Your task: Give back only the lines from the one with "Give me a plain-text" through the last line of the data, exactly as they appear.

======== Supplied information

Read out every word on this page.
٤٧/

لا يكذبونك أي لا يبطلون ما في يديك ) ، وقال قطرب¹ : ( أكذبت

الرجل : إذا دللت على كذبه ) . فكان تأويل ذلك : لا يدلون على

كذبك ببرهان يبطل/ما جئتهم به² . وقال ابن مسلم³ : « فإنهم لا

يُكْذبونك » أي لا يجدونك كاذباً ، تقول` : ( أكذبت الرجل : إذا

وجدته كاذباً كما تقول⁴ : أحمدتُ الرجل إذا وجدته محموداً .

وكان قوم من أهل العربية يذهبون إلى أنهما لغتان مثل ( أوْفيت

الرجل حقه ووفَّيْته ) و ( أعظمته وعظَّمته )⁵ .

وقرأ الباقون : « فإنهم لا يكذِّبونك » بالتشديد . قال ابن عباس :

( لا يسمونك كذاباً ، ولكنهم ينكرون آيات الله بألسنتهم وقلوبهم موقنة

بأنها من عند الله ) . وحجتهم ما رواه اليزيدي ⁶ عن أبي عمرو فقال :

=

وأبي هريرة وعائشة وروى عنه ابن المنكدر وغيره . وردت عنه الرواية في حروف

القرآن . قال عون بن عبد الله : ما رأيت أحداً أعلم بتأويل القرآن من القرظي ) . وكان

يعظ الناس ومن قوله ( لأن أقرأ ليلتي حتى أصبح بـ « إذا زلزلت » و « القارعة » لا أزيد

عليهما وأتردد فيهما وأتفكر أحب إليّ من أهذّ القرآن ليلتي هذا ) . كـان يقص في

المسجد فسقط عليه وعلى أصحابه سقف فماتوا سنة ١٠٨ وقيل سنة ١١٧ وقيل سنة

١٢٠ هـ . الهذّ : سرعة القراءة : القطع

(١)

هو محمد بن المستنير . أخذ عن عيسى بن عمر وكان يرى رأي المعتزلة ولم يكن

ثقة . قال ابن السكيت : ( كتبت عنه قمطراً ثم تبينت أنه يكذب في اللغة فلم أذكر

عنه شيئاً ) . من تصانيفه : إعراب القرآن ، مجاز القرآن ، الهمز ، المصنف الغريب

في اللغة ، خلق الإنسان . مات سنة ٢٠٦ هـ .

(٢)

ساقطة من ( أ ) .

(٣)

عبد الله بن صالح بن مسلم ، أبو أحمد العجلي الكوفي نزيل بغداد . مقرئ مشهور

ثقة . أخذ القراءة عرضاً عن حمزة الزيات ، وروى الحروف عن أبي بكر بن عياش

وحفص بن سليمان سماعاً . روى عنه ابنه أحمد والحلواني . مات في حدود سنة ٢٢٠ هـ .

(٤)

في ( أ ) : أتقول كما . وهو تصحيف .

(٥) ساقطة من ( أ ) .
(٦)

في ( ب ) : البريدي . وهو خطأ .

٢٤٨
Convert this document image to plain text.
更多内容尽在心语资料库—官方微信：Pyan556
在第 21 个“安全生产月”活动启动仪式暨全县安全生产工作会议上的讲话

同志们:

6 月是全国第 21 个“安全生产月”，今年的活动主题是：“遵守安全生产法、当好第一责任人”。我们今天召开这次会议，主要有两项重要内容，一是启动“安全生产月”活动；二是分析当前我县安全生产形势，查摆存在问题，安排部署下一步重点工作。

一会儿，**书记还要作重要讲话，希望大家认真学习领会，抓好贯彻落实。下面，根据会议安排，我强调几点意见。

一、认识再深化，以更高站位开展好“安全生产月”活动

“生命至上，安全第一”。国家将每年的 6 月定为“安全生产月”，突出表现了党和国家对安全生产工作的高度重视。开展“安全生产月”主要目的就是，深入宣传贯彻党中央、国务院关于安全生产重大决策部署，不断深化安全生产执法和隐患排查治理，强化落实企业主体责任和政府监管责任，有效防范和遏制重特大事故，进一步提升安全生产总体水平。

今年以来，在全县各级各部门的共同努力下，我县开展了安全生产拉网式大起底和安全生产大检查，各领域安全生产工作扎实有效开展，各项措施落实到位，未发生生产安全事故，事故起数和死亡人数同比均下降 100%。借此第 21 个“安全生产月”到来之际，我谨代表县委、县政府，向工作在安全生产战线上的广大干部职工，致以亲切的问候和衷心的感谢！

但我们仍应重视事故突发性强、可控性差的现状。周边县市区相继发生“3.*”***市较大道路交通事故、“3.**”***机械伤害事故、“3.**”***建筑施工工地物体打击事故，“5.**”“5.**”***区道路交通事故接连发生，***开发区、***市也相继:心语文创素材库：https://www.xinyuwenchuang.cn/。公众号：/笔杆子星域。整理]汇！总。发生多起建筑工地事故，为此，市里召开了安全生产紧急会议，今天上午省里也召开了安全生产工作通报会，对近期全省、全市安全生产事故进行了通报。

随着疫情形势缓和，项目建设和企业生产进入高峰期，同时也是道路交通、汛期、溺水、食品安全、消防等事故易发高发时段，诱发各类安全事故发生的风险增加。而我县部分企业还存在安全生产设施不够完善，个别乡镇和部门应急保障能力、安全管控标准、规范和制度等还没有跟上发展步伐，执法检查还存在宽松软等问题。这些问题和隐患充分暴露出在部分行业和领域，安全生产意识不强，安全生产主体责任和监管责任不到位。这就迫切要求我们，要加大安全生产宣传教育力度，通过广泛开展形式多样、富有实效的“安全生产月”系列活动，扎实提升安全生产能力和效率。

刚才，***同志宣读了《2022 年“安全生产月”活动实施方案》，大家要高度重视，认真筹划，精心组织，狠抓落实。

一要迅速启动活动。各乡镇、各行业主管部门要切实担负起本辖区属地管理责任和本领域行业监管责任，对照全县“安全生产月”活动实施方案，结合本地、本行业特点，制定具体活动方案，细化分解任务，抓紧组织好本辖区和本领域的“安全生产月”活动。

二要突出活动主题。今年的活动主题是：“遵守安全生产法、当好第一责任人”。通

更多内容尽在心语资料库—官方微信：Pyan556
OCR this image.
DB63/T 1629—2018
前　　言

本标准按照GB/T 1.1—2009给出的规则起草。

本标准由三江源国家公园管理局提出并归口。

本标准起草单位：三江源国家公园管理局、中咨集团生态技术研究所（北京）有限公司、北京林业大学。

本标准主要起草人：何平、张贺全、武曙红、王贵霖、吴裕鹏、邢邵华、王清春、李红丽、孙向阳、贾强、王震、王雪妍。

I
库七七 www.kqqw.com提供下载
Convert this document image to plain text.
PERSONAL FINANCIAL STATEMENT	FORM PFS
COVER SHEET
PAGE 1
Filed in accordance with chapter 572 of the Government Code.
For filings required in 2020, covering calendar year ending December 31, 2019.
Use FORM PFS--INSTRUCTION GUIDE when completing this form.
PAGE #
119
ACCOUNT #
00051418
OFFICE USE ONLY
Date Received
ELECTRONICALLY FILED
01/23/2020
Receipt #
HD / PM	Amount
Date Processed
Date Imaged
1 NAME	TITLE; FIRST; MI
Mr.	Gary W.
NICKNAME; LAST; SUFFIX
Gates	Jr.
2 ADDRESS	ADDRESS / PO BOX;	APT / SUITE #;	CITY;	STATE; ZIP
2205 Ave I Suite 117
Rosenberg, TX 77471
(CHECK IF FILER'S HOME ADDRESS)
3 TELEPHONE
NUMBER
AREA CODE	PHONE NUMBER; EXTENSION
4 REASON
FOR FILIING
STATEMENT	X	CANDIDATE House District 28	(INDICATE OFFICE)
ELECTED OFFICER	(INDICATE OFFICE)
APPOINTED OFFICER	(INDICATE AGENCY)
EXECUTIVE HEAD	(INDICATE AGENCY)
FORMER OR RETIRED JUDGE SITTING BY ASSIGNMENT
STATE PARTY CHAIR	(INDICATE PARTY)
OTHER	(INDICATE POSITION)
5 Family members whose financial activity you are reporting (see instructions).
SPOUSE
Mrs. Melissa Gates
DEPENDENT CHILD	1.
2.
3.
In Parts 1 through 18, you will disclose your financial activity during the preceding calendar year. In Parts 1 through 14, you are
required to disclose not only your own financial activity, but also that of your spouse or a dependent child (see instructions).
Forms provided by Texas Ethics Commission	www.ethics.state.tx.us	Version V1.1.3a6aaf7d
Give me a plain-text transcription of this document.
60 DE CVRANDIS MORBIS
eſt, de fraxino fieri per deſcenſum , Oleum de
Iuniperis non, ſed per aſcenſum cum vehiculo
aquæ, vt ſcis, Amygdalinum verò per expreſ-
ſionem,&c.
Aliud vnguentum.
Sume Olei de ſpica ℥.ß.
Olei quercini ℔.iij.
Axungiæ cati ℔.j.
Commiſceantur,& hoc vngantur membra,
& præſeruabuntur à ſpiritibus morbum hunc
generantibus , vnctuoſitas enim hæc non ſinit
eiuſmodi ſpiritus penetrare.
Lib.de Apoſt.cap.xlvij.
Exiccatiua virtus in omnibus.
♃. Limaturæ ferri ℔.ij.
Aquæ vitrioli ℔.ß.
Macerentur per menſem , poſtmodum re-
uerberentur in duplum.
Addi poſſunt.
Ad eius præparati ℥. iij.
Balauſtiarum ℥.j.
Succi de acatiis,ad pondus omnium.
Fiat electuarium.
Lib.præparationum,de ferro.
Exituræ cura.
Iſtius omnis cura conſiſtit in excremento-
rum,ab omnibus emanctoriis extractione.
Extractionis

================

Finished task:
Give me a plain-text transcription of this document.
60 DE CVRANDIS MORBIS
eſt, de fraxino fieri per deſcenſum , Oleum de
Iuniperis non, ſed per aſcenſum cum vehiculo
aquæ, vt ſcis, Amygdalinum verò per expreſ-
ſionem,&c.
Aliud vnguentum.
Sume Olei de ſpica ℥.ß.
Olei quercini ℔.iij.
Axungiæ cati ℔.j.
Commiſceantur,& hoc vngantur membra,
& præſeruabuntur à ſpiritibus morbum hunc
generantibus , vnctuoſitas enim hæc non ſinit
eiuſmodi ſpiritus penetrare.
Lib.de Apoſt.cap.xlvij.
Exiccatiua virtus in omnibus.
♃. Limaturæ ferri ℔.ij.
Aquæ vitrioli ℔.ß.
Macerentur per menſem , poſtmodum re-
uerberentur in duplum.
Addi poſſunt.
Ad eius præparati ℥. iij.
Balauſtiarum ℥.j.
Succi de acatiis,ad pondus omnium.
Fiat electuarium.
Lib.præparationum,de ferro.
Exituræ cura.
Iſtius omnis cura conſiſtit in excremento-
rum,ab omnibus emanctoriis extractione.
Extractionis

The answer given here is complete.